◆ **Aim**
In the data that follows, count each line holding the string "against"; answer with the number only.

◆ **Rows**

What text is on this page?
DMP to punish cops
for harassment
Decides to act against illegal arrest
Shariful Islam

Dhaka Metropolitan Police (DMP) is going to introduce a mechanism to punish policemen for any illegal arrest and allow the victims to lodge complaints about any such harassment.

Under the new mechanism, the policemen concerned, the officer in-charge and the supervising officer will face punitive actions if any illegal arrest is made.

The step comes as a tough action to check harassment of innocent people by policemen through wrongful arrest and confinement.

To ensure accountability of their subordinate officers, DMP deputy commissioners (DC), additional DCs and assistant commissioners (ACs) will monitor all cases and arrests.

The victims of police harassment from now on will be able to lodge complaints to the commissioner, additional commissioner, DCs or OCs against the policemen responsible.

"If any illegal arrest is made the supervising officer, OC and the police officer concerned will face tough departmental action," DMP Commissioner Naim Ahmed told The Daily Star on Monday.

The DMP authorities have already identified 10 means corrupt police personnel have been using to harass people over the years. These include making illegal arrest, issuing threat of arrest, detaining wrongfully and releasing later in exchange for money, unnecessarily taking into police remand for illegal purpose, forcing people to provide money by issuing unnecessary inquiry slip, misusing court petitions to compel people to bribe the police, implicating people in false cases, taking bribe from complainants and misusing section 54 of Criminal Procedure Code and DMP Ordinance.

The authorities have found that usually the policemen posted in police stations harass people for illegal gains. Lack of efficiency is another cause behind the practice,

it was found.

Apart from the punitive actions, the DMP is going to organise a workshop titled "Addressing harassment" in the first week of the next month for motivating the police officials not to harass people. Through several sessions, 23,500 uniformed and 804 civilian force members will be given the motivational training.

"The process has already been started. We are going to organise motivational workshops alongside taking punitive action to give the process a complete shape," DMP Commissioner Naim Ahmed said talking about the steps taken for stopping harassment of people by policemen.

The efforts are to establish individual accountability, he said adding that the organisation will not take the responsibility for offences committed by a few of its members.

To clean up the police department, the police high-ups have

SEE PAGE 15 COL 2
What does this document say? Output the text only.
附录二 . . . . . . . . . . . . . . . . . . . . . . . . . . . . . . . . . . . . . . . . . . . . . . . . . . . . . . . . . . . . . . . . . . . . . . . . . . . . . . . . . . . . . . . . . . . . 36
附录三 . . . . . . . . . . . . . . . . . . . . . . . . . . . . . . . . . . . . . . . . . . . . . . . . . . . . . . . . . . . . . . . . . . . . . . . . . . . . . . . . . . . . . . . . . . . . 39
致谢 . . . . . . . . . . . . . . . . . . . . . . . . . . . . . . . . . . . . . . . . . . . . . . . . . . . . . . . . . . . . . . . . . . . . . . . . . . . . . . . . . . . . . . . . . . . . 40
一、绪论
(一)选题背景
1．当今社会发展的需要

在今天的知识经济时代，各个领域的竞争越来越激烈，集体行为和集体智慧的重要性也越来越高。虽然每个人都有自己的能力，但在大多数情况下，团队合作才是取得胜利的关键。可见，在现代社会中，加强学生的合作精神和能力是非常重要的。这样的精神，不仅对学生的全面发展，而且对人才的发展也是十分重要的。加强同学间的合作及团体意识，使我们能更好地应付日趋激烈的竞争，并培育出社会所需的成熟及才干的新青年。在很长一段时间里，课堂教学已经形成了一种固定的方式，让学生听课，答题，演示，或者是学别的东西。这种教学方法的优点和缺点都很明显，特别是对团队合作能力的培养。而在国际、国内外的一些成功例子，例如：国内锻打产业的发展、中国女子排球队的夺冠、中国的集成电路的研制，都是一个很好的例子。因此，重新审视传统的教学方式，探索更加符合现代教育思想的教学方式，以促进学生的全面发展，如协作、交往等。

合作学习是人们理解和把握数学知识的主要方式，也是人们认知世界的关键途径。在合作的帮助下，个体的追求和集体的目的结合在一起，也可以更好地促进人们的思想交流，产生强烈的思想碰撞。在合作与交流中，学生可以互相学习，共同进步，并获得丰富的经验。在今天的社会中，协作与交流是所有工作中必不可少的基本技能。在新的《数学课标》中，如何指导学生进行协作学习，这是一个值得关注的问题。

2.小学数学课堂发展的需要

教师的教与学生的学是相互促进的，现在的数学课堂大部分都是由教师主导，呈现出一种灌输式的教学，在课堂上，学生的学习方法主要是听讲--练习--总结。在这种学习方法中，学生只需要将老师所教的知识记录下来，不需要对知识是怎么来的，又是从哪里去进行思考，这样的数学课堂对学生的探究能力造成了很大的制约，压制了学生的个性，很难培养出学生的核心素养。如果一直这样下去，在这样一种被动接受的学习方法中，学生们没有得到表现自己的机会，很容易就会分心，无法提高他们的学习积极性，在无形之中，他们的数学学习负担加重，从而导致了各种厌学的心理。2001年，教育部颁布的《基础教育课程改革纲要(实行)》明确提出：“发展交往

◆ **Answer for this exercise**
2